_Brief_
Exact reproduction of the data is required, with images excluded.

_Extracts from a graphics dataset_

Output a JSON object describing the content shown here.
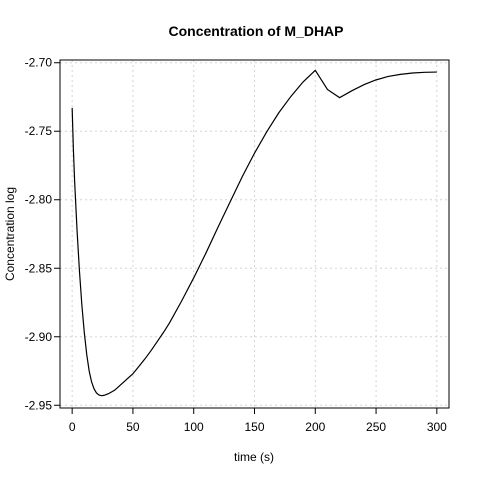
{
  "chart_data": {
    "type": "line",
    "title": "Concentration of M_DHAP",
    "xlabel": "time (s)",
    "ylabel": "Concentration log",
    "xlim": [
      -10,
      310
    ],
    "ylim": [
      -2.952,
      -2.698
    ],
    "xticks": [
      0,
      50,
      100,
      150,
      200,
      250,
      300
    ],
    "yticks": [
      -2.95,
      -2.9,
      -2.85,
      -2.8,
      -2.75,
      -2.7
    ],
    "xtick_labels": [
      "0",
      "50",
      "100",
      "150",
      "200",
      "250",
      "300"
    ],
    "ytick_labels": [
      "-2.95",
      "-2.90",
      "-2.85",
      "-2.80",
      "-2.75",
      "-2.70"
    ],
    "grid": true,
    "series": [
      {
        "x": [
          0,
          1,
          2,
          4,
          6,
          8,
          10,
          12,
          14,
          16,
          18,
          20,
          22,
          24,
          26,
          28,
          30,
          32,
          35,
          40,
          45,
          50,
          55,
          60,
          65,
          70,
          75,
          80,
          90,
          100,
          110,
          120,
          130,
          140,
          150,
          160,
          170,
          180,
          190,
          200,
          210,
          220,
          230,
          240,
          250,
          260,
          270,
          280,
          290,
          300
        ],
        "y": [
          -2.733,
          -2.763,
          -2.786,
          -2.822,
          -2.852,
          -2.877,
          -2.897,
          -2.913,
          -2.925,
          -2.933,
          -2.938,
          -2.941,
          -2.9425,
          -2.943,
          -2.9428,
          -2.9422,
          -2.9415,
          -2.9405,
          -2.939,
          -2.935,
          -2.931,
          -2.927,
          -2.9215,
          -2.916,
          -2.91,
          -2.9035,
          -2.897,
          -2.89,
          -2.874,
          -2.857,
          -2.839,
          -2.82,
          -2.8015,
          -2.783,
          -2.766,
          -2.7505,
          -2.7365,
          -2.7245,
          -2.714,
          -2.7055,
          -2.7195,
          -2.7255,
          -2.7205,
          -2.716,
          -2.7125,
          -2.71,
          -2.7085,
          -2.7075,
          -2.707,
          -2.7068
        ]
      }
    ]
  }
}
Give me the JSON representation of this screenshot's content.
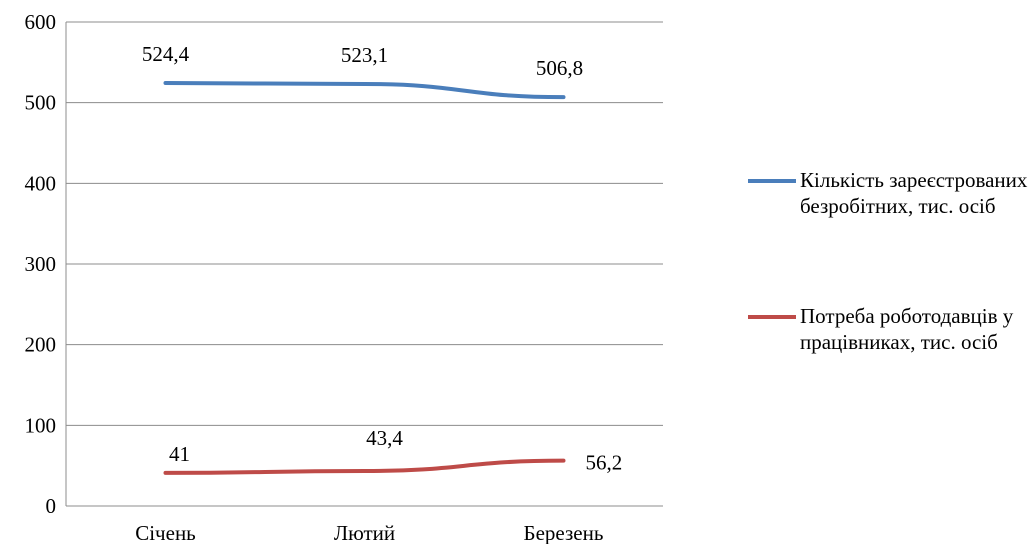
{
  "chart_data": {
    "type": "line",
    "categories": [
      "Січень",
      "Лютий",
      "Березень"
    ],
    "ylim": [
      0,
      600
    ],
    "yticks": [
      0,
      100,
      200,
      300,
      400,
      500,
      600
    ],
    "grid": true,
    "legend_position": "right",
    "series": [
      {
        "name": "Кількість зареєстрованих безробітних, тис. осіб",
        "values": [
          524.4,
          523.1,
          506.8
        ],
        "labels": [
          "524,4",
          "523,1",
          "506,8"
        ],
        "color": "#4a7ebb"
      },
      {
        "name": "Потреба роботодавців у працівниках, тис. осіб",
        "values": [
          41,
          43.4,
          56.2
        ],
        "labels": [
          "41",
          "43,4",
          "56,2"
        ],
        "color": "#be4b48"
      }
    ]
  }
}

_Correct answer_
Output a JSON object describing the content shown here.
{
  "chart_data": {
    "type": "line",
    "title": "Concentration of M_DHAP",
    "xlabel": "time (s)",
    "ylabel": "Concentration log",
    "xlim": [
      -10,
      310
    ],
    "ylim": [
      -2.952,
      -2.698
    ],
    "xticks": [
      0,
      50,
      100,
      150,
      200,
      250,
      300
    ],
    "yticks": [
      -2.95,
      -2.9,
      -2.85,
      -2.8,
      -2.75,
      -2.7
    ],
    "xtick_labels": [
      "0",
      "50",
      "100",
      "150",
      "200",
      "250",
      "300"
    ],
    "ytick_labels": [
      "-2.95",
      "-2.90",
      "-2.85",
      "-2.80",
      "-2.75",
      "-2.70"
    ],
    "grid": true,
    "series": [
      {
        "x": [
          0,
          1,
          2,
          4,
          6,
          8,
          10,
          12,
          14,
          16,
          18,
          20,
          22,
          24,
          26,
          28,
          30,
          32,
          35,
          40,
          45,
          50,
          55,
          60,
          65,
          70,
          75,
          80,
          90,
          100,
          110,
          120,
          130,
          140,
          150,
          160,
          170,
          180,
          190,
          200,
          210,
          220,
          230,
          240,
          250,
          260,
          270,
          280,
          290,
          300
        ],
        "y": [
          -2.733,
          -2.763,
          -2.786,
          -2.822,
          -2.852,
          -2.877,
          -2.897,
          -2.913,
          -2.925,
          -2.933,
          -2.938,
          -2.941,
          -2.9425,
          -2.943,
          -2.9428,
          -2.9422,
          -2.9415,
          -2.9405,
          -2.939,
          -2.935,
          -2.931,
          -2.927,
          -2.9215,
          -2.916,
          -2.91,
          -2.9035,
          -2.897,
          -2.89,
          -2.874,
          -2.857,
          -2.839,
          -2.82,
          -2.8015,
          -2.783,
          -2.766,
          -2.7505,
          -2.7365,
          -2.7245,
          -2.714,
          -2.7055,
          -2.7195,
          -2.7255,
          -2.7205,
          -2.716,
          -2.7125,
          -2.71,
          -2.7085,
          -2.7075,
          -2.707,
          -2.7068
        ]
      }
    ]
  }
}
Give me the JSON representation of this screenshot's content.
{
  "chart_data": {
    "type": "line",
    "categories": [
      "Січень",
      "Лютий",
      "Березень"
    ],
    "ylim": [
      0,
      600
    ],
    "yticks": [
      0,
      100,
      200,
      300,
      400,
      500,
      600
    ],
    "grid": true,
    "legend_position": "right",
    "series": [
      {
        "name": "Кількість зареєстрованих безробітних, тис. осіб",
        "values": [
          524.4,
          523.1,
          506.8
        ],
        "labels": [
          "524,4",
          "523,1",
          "506,8"
        ],
        "color": "#4a7ebb"
      },
      {
        "name": "Потреба роботодавців у працівниках, тис. осіб",
        "values": [
          41,
          43.4,
          56.2
        ],
        "labels": [
          "41",
          "43,4",
          "56,2"
        ],
        "color": "#be4b48"
      }
    ]
  }
}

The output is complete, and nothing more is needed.